[Extracted records]
============

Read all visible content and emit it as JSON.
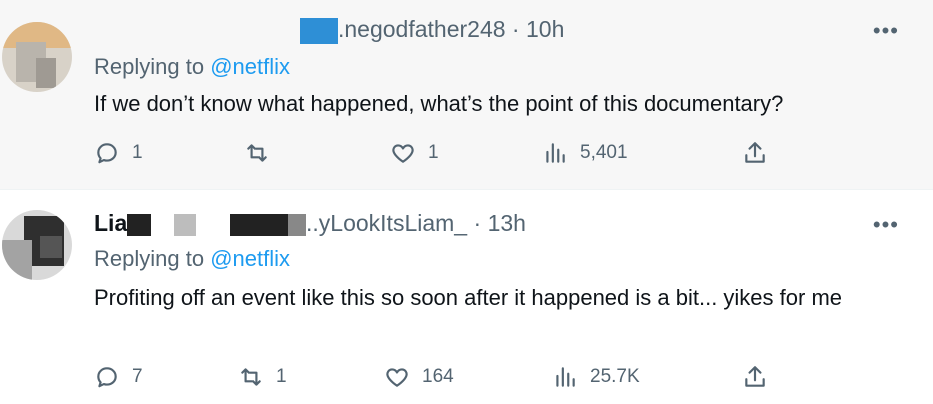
{
  "tweets": [
    {
      "handle_visible": ".negodfather248",
      "time": "10h",
      "replying_prefix": "Replying to",
      "replying_handle": "@netflix",
      "text": "If we don’t know what happened, what’s the point of this documentary?",
      "replies": "1",
      "retweets": "",
      "likes": "1",
      "views": "5,401",
      "more_label": "•••"
    },
    {
      "name_visible": "Lia",
      "handle_visible": "..yLookItsLiam_",
      "time": "13h",
      "replying_prefix": "Replying to",
      "replying_handle": "@netflix",
      "text": "Profiting off an event like this so soon after it happened is a bit... yikes for me",
      "replies": "7",
      "retweets": "1",
      "likes": "164",
      "views": "25.7K",
      "more_label": "•••"
    }
  ],
  "colors": {
    "text": "#0f1419",
    "muted": "#536471",
    "link": "#1d9bf0",
    "first_bg": "#f7f7f7"
  },
  "icons": [
    "reply-icon",
    "retweet-icon",
    "like-icon",
    "views-icon",
    "share-icon",
    "more-icon"
  ]
}
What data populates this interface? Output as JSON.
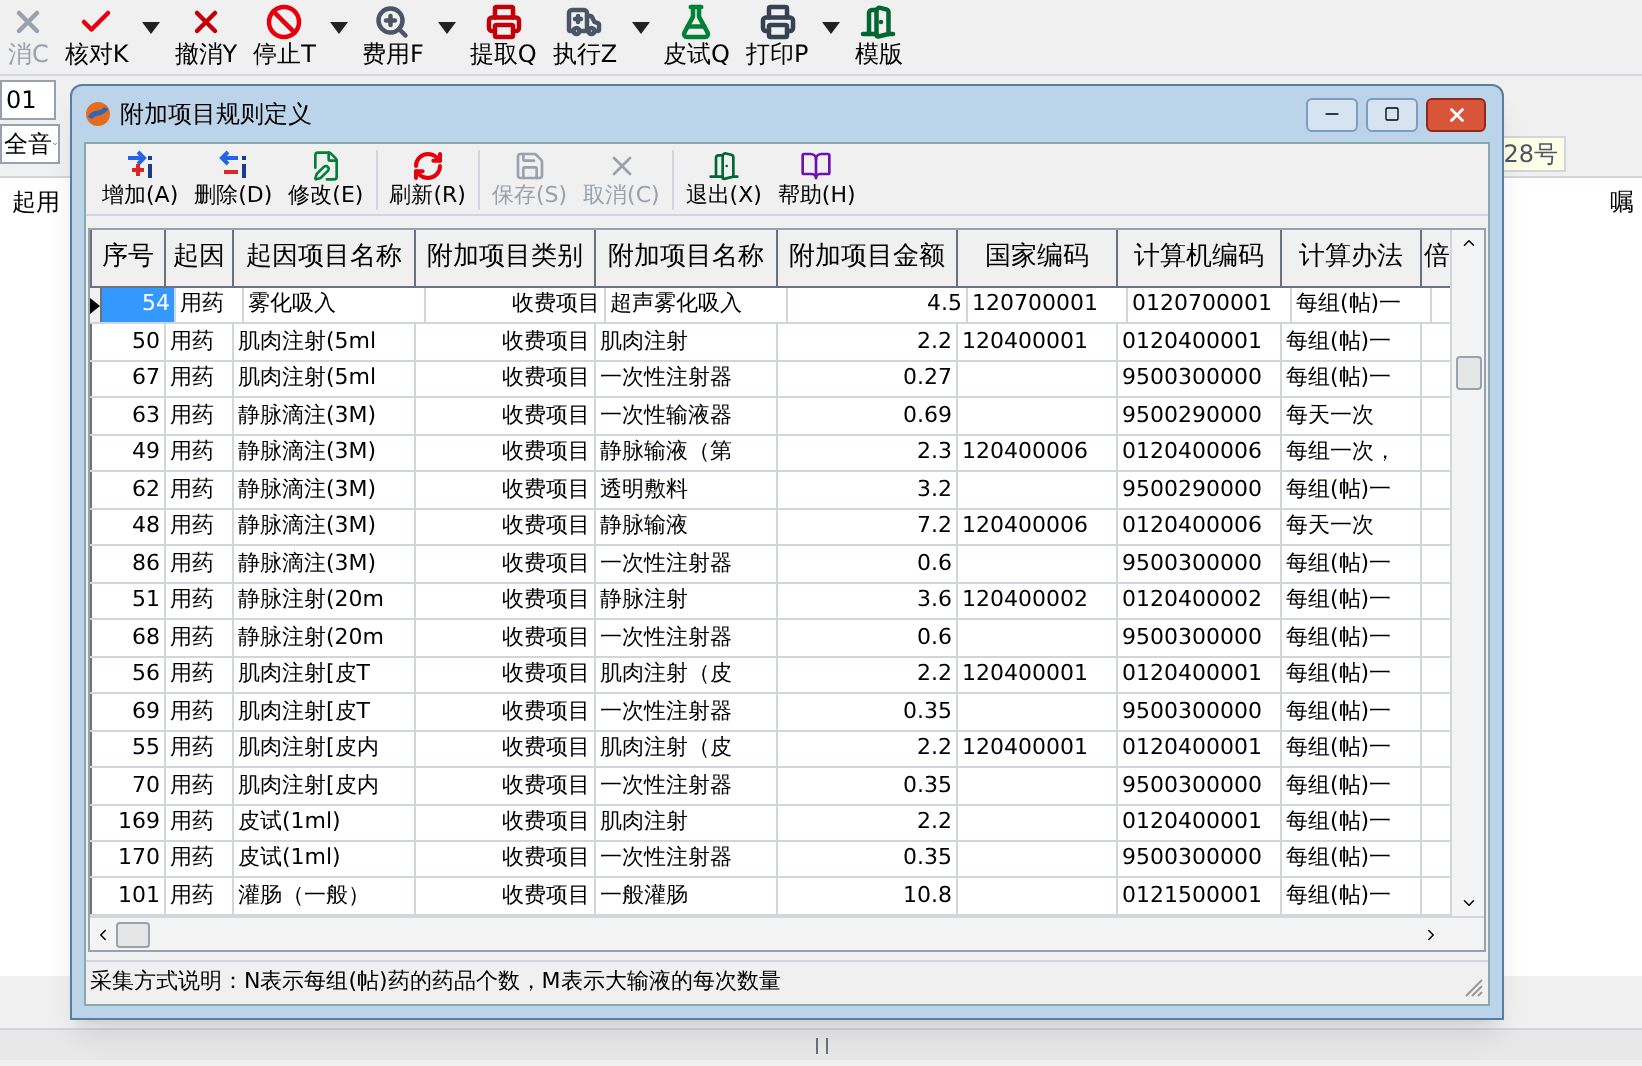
{
  "main_toolbar": [
    {
      "label": "消C",
      "disabled": true,
      "dropdown": false
    },
    {
      "label": "核对K",
      "disabled": false,
      "dropdown": true
    },
    {
      "label": "撤消Y",
      "disabled": false,
      "dropdown": false
    },
    {
      "label": "停止T",
      "disabled": false,
      "dropdown": true
    },
    {
      "label": "费用F",
      "disabled": false,
      "dropdown": true
    },
    {
      "label": "提取Q",
      "disabled": false,
      "dropdown": false
    },
    {
      "label": "执行Z",
      "disabled": false,
      "dropdown": true
    },
    {
      "label": "皮试Q",
      "disabled": false,
      "dropdown": false
    },
    {
      "label": "打印P",
      "disabled": false,
      "dropdown": true
    },
    {
      "label": "模版",
      "disabled": false,
      "dropdown": false
    }
  ],
  "background": {
    "field_value": "01",
    "combo_value": "全音",
    "right_field": "28号",
    "left_header": "起用",
    "right_header": "嘱"
  },
  "dialog": {
    "title": "附加项目规则定义",
    "toolbar": [
      {
        "label": "增加(A)",
        "disabled": false
      },
      {
        "label": "删除(D)",
        "disabled": false
      },
      {
        "label": "修改(E)",
        "disabled": false
      },
      {
        "label": "刷新(R)",
        "disabled": false
      },
      {
        "label": "保存(S)",
        "disabled": true
      },
      {
        "label": "取消(C)",
        "disabled": true
      },
      {
        "label": "退出(X)",
        "disabled": false
      },
      {
        "label": "帮助(H)",
        "disabled": false
      }
    ],
    "table": {
      "columns": [
        "序号",
        "起因",
        "起因项目名称",
        "附加项目类别",
        "附加项目名称",
        "附加项目金额",
        "国家编码",
        "计算机编码",
        "计算办法",
        "倍"
      ],
      "rows": [
        {
          "selected": true,
          "cells": [
            "54",
            "用药",
            "雾化吸入",
            "收费项目",
            "超声雾化吸入",
            "4.5",
            "120700001",
            "0120700001",
            "每组(帖)一"
          ]
        },
        {
          "selected": false,
          "cells": [
            "50",
            "用药",
            "肌肉注射(5ml",
            "收费项目",
            "肌肉注射",
            "2.2",
            "120400001",
            "0120400001",
            "每组(帖)一"
          ]
        },
        {
          "selected": false,
          "cells": [
            "67",
            "用药",
            "肌肉注射(5ml",
            "收费项目",
            "一次性注射器",
            "0.27",
            "",
            "9500300000",
            "每组(帖)一"
          ]
        },
        {
          "selected": false,
          "cells": [
            "63",
            "用药",
            "静脉滴注(3M)",
            "收费项目",
            "一次性输液器",
            "0.69",
            "",
            "9500290000",
            "每天一次"
          ]
        },
        {
          "selected": false,
          "cells": [
            "49",
            "用药",
            "静脉滴注(3M)",
            "收费项目",
            "静脉输液（第",
            "2.3",
            "120400006",
            "0120400006",
            "每组一次，"
          ]
        },
        {
          "selected": false,
          "cells": [
            "62",
            "用药",
            "静脉滴注(3M)",
            "收费项目",
            "透明敷料",
            "3.2",
            "",
            "9500290000",
            "每组(帖)一"
          ]
        },
        {
          "selected": false,
          "cells": [
            "48",
            "用药",
            "静脉滴注(3M)",
            "收费项目",
            "静脉输液",
            "7.2",
            "120400006",
            "0120400006",
            "每天一次"
          ]
        },
        {
          "selected": false,
          "cells": [
            "86",
            "用药",
            "静脉滴注(3M)",
            "收费项目",
            "一次性注射器",
            "0.6",
            "",
            "9500300000",
            "每组(帖)一"
          ]
        },
        {
          "selected": false,
          "cells": [
            "51",
            "用药",
            "静脉注射(20m",
            "收费项目",
            "静脉注射",
            "3.6",
            "120400002",
            "0120400002",
            "每组(帖)一"
          ]
        },
        {
          "selected": false,
          "cells": [
            "68",
            "用药",
            "静脉注射(20m",
            "收费项目",
            "一次性注射器",
            "0.6",
            "",
            "9500300000",
            "每组(帖)一"
          ]
        },
        {
          "selected": false,
          "cells": [
            "56",
            "用药",
            "肌肉注射[皮T",
            "收费项目",
            "肌肉注射（皮",
            "2.2",
            "120400001",
            "0120400001",
            "每组(帖)一"
          ]
        },
        {
          "selected": false,
          "cells": [
            "69",
            "用药",
            "肌肉注射[皮T",
            "收费项目",
            "一次性注射器",
            "0.35",
            "",
            "9500300000",
            "每组(帖)一"
          ]
        },
        {
          "selected": false,
          "cells": [
            "55",
            "用药",
            "肌肉注射[皮内",
            "收费项目",
            "肌肉注射（皮",
            "2.2",
            "120400001",
            "0120400001",
            "每组(帖)一"
          ]
        },
        {
          "selected": false,
          "cells": [
            "70",
            "用药",
            "肌肉注射[皮内",
            "收费项目",
            "一次性注射器",
            "0.35",
            "",
            "9500300000",
            "每组(帖)一"
          ]
        },
        {
          "selected": false,
          "cells": [
            "169",
            "用药",
            "皮试(1ml)",
            "收费项目",
            "肌肉注射",
            "2.2",
            "",
            "0120400001",
            "每组(帖)一"
          ]
        },
        {
          "selected": false,
          "cells": [
            "170",
            "用药",
            "皮试(1ml)",
            "收费项目",
            "一次性注射器",
            "0.35",
            "",
            "9500300000",
            "每组(帖)一"
          ]
        },
        {
          "selected": false,
          "cells": [
            "101",
            "用药",
            "灌肠（一般）",
            "收费项目",
            "一般灌肠",
            "10.8",
            "",
            "0121500001",
            "每组(帖)一"
          ]
        }
      ]
    },
    "status_text": "采集方式说明：N表示每组(帖)药的药品个数，M表示大输液的每次数量"
  }
}
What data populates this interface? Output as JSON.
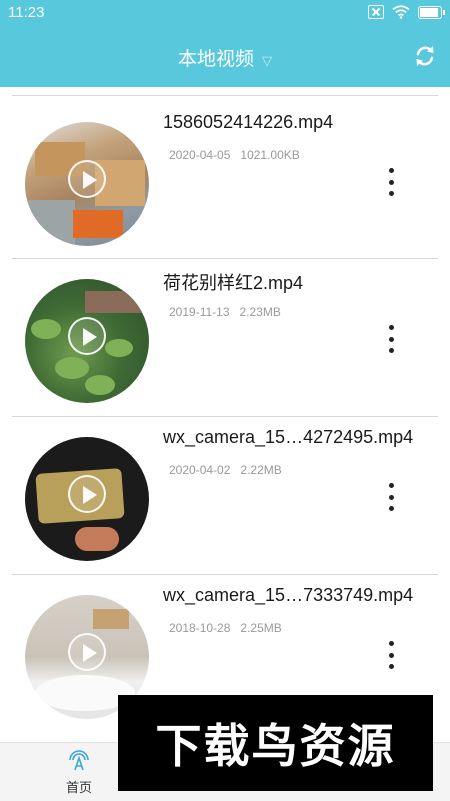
{
  "status_bar": {
    "time": "11:23"
  },
  "header": {
    "title": "本地视频"
  },
  "videos": [
    {
      "name": "1586052414226.mp4",
      "date": "2020-04-05",
      "size": "1021.00KB"
    },
    {
      "name": "荷花别样红2.mp4",
      "date": "2019-11-13",
      "size": "2.23MB"
    },
    {
      "name": "wx_camera_15…4272495.mp4",
      "date": "2020-04-02",
      "size": "2.22MB"
    },
    {
      "name": "wx_camera_15…7333749.mp4",
      "date": "2018-10-28",
      "size": "2.25MB"
    }
  ],
  "tabbar": {
    "home_label": "首页",
    "active_color": "#3aa6d8"
  },
  "watermark": {
    "text": "下载鸟资源"
  },
  "colors": {
    "header_bg": "#58c8dc",
    "text_secondary": "#9a9a9a"
  }
}
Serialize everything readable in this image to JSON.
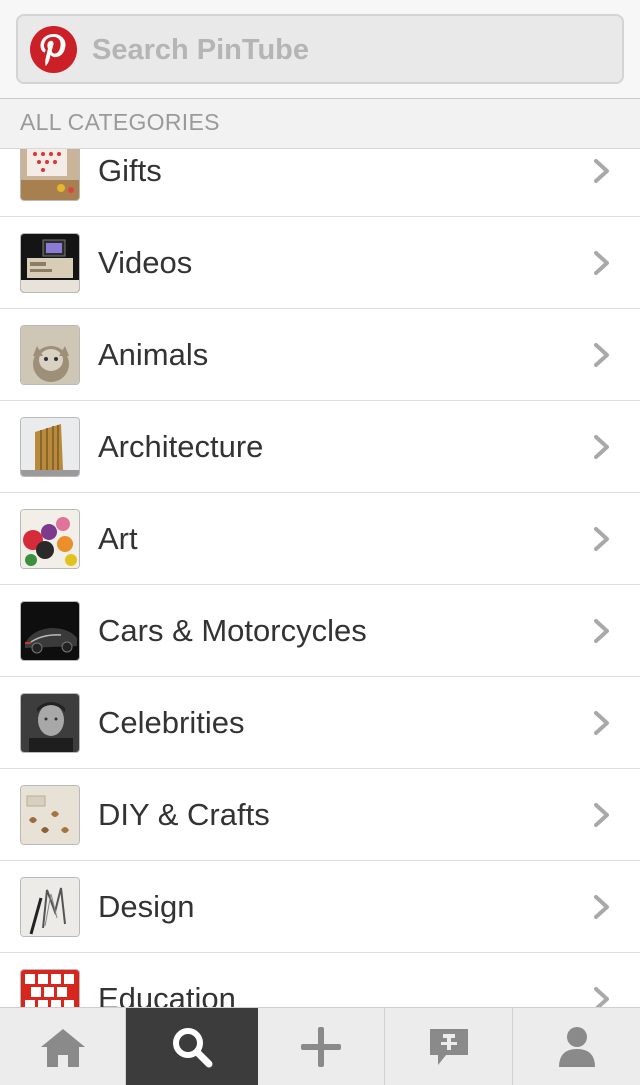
{
  "search": {
    "placeholder": "Search PinTube",
    "value": ""
  },
  "section_header": "ALL CATEGORIES",
  "categories": [
    {
      "label": "Gifts"
    },
    {
      "label": "Videos"
    },
    {
      "label": "Animals"
    },
    {
      "label": "Architecture"
    },
    {
      "label": "Art"
    },
    {
      "label": "Cars & Motorcycles"
    },
    {
      "label": "Celebrities"
    },
    {
      "label": "DIY & Crafts"
    },
    {
      "label": "Design"
    },
    {
      "label": "Education"
    }
  ],
  "tabs": [
    {
      "icon": "home-icon",
      "active": false
    },
    {
      "icon": "search-icon",
      "active": true
    },
    {
      "icon": "plus-icon",
      "active": false
    },
    {
      "icon": "news-icon",
      "active": false
    },
    {
      "icon": "profile-icon",
      "active": false
    }
  ],
  "colors": {
    "brand": "#cb2027",
    "tab_active": "#3c3c3c",
    "text": "#333333",
    "muted": "#9a9a9a"
  }
}
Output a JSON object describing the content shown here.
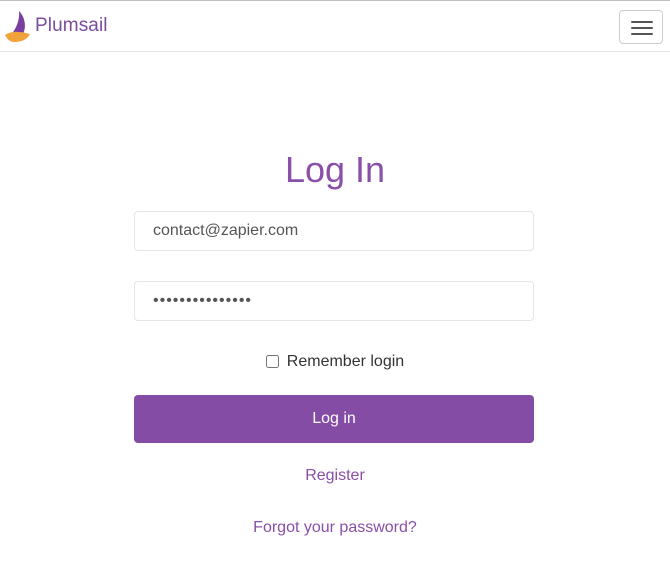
{
  "header": {
    "brand_name": "Plumsail",
    "logo_icon": "sailboat-logo-icon",
    "menu_icon": "hamburger-menu-icon"
  },
  "login_form": {
    "title": "Log In",
    "email_value": "contact@zapier.com",
    "password_value": "•••••••••••••••",
    "remember_label": "Remember login",
    "remember_checked": false,
    "submit_label": "Log in"
  },
  "links": {
    "register": "Register",
    "forgot_password": "Forgot your password?"
  },
  "colors": {
    "accent": "#854ca5",
    "link": "#8a4fa8",
    "logo_purple": "#7b3fa0",
    "logo_orange": "#f0a23b"
  }
}
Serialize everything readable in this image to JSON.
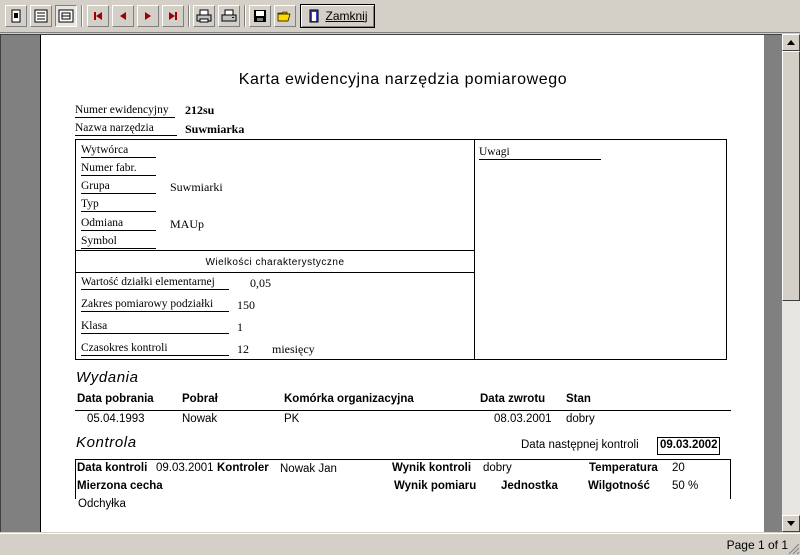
{
  "toolbar": {
    "close_label": "Zamknij",
    "buttons": [
      "single-page-icon",
      "multi-page-icon",
      "zoom-page-icon",
      "first-page-icon",
      "prev-page-icon",
      "next-page-icon",
      "last-page-icon",
      "printer-setup-icon",
      "print-icon",
      "save-icon",
      "open-icon"
    ]
  },
  "report": {
    "title": "Karta ewidencyjna narzędzia pomiarowego",
    "numer_label": "Numer ewidencyjny",
    "numer_value": "212su",
    "nazwa_label": "Nazwa narzędzia",
    "nazwa_value": "Suwmiarka",
    "wytworca_label": "Wytwórca",
    "numer_fabr_label": "Numer fabr.",
    "grupa_label": "Grupa",
    "grupa_value": "Suwmiarki",
    "typ_label": "Typ",
    "odmiana_label": "Odmiana",
    "odmiana_value": "MAUp",
    "symbol_label": "Symbol",
    "uwagi_label": "Uwagi",
    "wielkosci_header": "Wielkości charakterystyczne",
    "wartosc_label": "Wartość działki elementarnej",
    "wartosc_value": "0,05",
    "zakres_label": "Zakres pomiarowy podziałki",
    "zakres_value": "150",
    "klasa_label": "Klasa",
    "klasa_value": "1",
    "czasokres_label": "Czasokres kontroli",
    "czasokres_value": "12",
    "czasokres_unit": "miesięcy"
  },
  "wydania": {
    "title": "Wydania",
    "headers": [
      "Data pobrania",
      "Pobrał",
      "Komórka organizacyjna",
      "Data zwrotu",
      "Stan"
    ],
    "row": [
      "05.04.1993",
      "Nowak",
      "PK",
      "08.03.2001",
      "dobry"
    ]
  },
  "kontrola": {
    "title": "Kontrola",
    "next_label": "Data następnej kontroli",
    "next_value": "09.03.2002",
    "data_label": "Data kontroli",
    "data_value": "09.03.2001",
    "kontroler_label": "Kontroler",
    "kontroler_value": "Nowak Jan",
    "wynik_label": "Wynik kontroli",
    "wynik_value": "dobry",
    "temp_label": "Temperatura",
    "temp_value": "20",
    "mierzona_label": "Mierzona cecha",
    "wynik_pomiaru_label": "Wynik pomiaru",
    "jednostka_label": "Jednostka",
    "wilgotnosc_label": "Wilgotność",
    "wilgotnosc_value": "50 %",
    "odchylka_label": "Odchyłka"
  },
  "status": {
    "page": "Page 1 of 1"
  }
}
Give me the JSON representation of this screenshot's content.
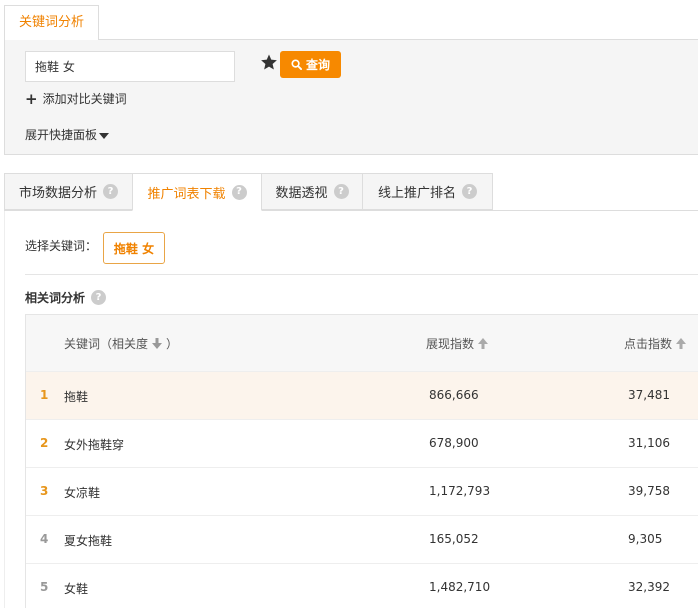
{
  "top_tab": {
    "label": "关键词分析"
  },
  "search": {
    "value": "拖鞋 女",
    "query_label": "查询",
    "add_compare_label": "添加对比关键词",
    "expand_panel_label": "展开快捷面板"
  },
  "tabs": [
    {
      "label": "市场数据分析",
      "active": false
    },
    {
      "label": "推广词表下载",
      "active": true
    },
    {
      "label": "数据透视",
      "active": false
    },
    {
      "label": "线上推广排名",
      "active": false
    }
  ],
  "select_keyword": {
    "label": "选择关键词：",
    "chip": "拖鞋 女"
  },
  "related": {
    "title": "相关词分析",
    "columns": {
      "keyword": "关键词（相关度",
      "impressions": "展现指数",
      "clicks": "点击指数"
    },
    "rows": [
      {
        "rank": "1",
        "keyword": "拖鞋",
        "impressions": "866,666",
        "clicks": "37,481"
      },
      {
        "rank": "2",
        "keyword": "女外拖鞋穿",
        "impressions": "678,900",
        "clicks": "31,106"
      },
      {
        "rank": "3",
        "keyword": "女凉鞋",
        "impressions": "1,172,793",
        "clicks": "39,758"
      },
      {
        "rank": "4",
        "keyword": "夏女拖鞋",
        "impressions": "165,052",
        "clicks": "9,305"
      },
      {
        "rank": "5",
        "keyword": "女鞋",
        "impressions": "1,482,710",
        "clicks": "32,392"
      }
    ]
  },
  "colors": {
    "accent": "#f08200",
    "button_bg": "#f78900",
    "rank_top": "#e7961c",
    "rank_other": "#999999",
    "row_highlight": "#fcf4ec"
  }
}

============

Exercise brief —
Of the lines in the listing, how many hold the word "date"? Nothing but the number is needed.

Response —
4